[Material for this task start]
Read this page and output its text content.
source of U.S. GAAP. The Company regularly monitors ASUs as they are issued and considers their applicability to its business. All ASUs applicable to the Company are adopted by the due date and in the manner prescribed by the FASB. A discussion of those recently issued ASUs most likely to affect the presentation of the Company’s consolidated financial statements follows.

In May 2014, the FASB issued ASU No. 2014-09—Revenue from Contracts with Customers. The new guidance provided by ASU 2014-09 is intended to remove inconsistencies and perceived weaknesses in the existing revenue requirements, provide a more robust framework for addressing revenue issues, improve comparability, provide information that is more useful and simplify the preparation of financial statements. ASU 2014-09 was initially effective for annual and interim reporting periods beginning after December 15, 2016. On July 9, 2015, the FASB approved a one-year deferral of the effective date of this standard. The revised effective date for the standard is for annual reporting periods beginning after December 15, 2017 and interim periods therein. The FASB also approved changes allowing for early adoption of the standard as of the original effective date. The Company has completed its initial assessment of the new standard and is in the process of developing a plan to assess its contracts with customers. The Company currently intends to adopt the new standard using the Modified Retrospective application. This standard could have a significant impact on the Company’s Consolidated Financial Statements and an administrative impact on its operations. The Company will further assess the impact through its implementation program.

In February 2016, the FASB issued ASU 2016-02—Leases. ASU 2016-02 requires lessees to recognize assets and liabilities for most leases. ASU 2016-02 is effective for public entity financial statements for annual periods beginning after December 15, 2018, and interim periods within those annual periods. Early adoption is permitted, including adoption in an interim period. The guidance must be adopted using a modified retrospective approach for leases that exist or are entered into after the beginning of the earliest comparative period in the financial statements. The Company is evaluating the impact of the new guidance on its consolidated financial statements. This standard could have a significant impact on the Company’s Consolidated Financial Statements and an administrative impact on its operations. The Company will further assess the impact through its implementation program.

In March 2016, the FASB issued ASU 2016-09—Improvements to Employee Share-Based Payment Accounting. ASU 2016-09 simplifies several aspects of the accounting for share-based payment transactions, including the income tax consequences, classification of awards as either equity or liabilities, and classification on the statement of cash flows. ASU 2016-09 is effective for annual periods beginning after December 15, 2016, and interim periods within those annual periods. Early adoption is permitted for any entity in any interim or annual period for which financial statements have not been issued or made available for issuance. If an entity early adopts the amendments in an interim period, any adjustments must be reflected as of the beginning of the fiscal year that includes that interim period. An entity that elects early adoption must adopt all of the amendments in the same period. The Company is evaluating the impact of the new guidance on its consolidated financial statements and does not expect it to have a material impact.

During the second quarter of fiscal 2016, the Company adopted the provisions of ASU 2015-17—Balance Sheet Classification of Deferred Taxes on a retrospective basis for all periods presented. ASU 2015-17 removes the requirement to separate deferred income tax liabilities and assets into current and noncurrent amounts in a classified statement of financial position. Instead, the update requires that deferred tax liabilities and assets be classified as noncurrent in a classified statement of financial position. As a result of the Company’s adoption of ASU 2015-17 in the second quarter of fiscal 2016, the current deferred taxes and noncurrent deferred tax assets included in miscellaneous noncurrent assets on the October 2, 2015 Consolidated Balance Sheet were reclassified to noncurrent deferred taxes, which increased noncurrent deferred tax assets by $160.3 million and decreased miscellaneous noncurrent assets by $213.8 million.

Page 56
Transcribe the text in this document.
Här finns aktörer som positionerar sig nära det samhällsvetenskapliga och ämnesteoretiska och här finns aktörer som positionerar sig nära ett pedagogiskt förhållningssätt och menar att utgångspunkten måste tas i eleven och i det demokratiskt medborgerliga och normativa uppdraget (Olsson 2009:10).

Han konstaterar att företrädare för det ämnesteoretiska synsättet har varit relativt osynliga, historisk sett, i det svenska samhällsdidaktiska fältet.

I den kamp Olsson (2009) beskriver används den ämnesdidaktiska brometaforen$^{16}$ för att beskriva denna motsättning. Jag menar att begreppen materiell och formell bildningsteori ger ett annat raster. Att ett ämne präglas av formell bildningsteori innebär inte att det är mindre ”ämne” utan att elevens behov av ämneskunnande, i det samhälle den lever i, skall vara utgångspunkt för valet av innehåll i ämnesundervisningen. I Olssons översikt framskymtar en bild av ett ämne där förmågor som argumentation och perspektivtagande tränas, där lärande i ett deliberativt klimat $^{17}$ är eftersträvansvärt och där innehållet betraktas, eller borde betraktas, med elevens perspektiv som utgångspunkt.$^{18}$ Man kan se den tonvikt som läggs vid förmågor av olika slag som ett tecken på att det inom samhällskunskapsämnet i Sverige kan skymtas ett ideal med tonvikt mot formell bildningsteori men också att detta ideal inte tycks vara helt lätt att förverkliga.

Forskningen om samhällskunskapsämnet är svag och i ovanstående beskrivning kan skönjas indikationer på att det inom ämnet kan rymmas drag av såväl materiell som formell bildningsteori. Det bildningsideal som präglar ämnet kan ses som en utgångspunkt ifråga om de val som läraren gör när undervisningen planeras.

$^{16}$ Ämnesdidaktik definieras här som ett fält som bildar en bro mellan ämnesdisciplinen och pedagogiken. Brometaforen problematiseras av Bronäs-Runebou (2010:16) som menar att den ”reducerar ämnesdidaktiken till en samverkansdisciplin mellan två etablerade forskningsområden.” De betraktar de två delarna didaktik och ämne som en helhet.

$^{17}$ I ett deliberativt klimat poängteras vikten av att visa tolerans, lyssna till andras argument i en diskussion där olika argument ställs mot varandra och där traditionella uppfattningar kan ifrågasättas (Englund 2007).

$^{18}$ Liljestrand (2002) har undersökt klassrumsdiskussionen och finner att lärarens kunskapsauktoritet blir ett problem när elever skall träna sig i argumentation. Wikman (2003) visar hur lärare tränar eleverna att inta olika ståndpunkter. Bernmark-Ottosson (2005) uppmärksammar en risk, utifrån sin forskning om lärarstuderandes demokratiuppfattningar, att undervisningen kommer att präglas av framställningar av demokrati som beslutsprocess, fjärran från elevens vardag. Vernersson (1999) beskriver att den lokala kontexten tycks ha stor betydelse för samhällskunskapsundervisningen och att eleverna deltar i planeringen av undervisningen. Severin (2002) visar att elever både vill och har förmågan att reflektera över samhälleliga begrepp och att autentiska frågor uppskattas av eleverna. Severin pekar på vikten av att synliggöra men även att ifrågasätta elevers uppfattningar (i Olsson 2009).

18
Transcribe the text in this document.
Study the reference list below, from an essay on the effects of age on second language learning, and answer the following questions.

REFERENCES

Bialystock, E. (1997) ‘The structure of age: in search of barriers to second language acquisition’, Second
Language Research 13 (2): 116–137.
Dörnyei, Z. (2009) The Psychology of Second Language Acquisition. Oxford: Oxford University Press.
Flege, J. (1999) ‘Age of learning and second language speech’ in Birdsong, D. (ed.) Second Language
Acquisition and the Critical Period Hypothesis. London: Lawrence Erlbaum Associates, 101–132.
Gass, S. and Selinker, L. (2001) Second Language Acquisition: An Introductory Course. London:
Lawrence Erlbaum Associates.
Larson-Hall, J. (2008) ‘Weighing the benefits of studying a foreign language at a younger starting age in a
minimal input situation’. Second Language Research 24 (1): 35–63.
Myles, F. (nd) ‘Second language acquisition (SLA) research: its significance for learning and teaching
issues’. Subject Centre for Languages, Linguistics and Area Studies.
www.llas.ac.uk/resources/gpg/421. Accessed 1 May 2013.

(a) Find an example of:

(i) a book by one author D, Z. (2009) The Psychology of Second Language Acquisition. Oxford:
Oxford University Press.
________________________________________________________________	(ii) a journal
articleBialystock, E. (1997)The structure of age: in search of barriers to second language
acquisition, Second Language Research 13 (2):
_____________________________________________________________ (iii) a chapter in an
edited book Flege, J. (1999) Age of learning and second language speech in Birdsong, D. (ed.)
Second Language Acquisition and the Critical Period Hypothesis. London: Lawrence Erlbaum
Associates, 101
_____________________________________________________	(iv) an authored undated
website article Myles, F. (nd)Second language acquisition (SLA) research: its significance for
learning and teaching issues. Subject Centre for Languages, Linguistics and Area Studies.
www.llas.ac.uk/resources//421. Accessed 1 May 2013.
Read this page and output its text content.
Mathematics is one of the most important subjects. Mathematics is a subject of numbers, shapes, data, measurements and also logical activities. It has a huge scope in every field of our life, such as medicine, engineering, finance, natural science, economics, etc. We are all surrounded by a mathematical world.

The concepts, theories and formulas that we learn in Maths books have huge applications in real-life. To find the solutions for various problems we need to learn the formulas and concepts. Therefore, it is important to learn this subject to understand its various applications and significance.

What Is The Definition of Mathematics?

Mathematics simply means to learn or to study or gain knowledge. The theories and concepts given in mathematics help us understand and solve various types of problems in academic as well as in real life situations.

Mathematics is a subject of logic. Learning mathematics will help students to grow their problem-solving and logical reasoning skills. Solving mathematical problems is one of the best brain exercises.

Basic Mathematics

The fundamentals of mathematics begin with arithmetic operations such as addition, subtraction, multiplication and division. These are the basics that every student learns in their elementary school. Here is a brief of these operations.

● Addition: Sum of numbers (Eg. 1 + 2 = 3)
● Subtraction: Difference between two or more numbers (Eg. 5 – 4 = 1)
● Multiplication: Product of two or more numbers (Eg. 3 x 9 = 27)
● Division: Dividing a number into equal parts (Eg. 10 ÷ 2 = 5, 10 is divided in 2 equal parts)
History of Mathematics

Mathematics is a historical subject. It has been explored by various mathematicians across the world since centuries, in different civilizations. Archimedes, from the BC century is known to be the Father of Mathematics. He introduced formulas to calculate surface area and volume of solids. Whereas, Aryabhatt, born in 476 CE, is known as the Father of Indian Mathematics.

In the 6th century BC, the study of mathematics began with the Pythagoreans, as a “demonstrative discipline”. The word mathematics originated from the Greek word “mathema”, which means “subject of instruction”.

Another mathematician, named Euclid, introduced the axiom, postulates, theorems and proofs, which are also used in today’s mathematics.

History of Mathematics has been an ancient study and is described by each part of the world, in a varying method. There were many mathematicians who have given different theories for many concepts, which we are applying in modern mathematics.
[Material for this task end]
__Your goal__.
Pull out all lines containing the word "their" from the entries above.

__Exercise response__.
source of U.S. GAAP. The Company regularly monitors ASUs as they are issued and considers their applicability to its business. All ASUs applicable to the Company are adopted by the due date and in the manner prescribed by the FASB. A discussion of those recently issued ASUs most likely to affect the presentation of the Company’s consolidated financial statements follows.
Mathematics is a subject of logic. Learning mathematics will help students to grow their problem-solving and logical reasoning skills. Solving mathematical problems is one of the best brain exercises.
The fundamentals of mathematics begin with arithmetic operations such as addition, subtraction, multiplication and division. These are the basics that every student learns in their elementary school. Here is a brief of these operations.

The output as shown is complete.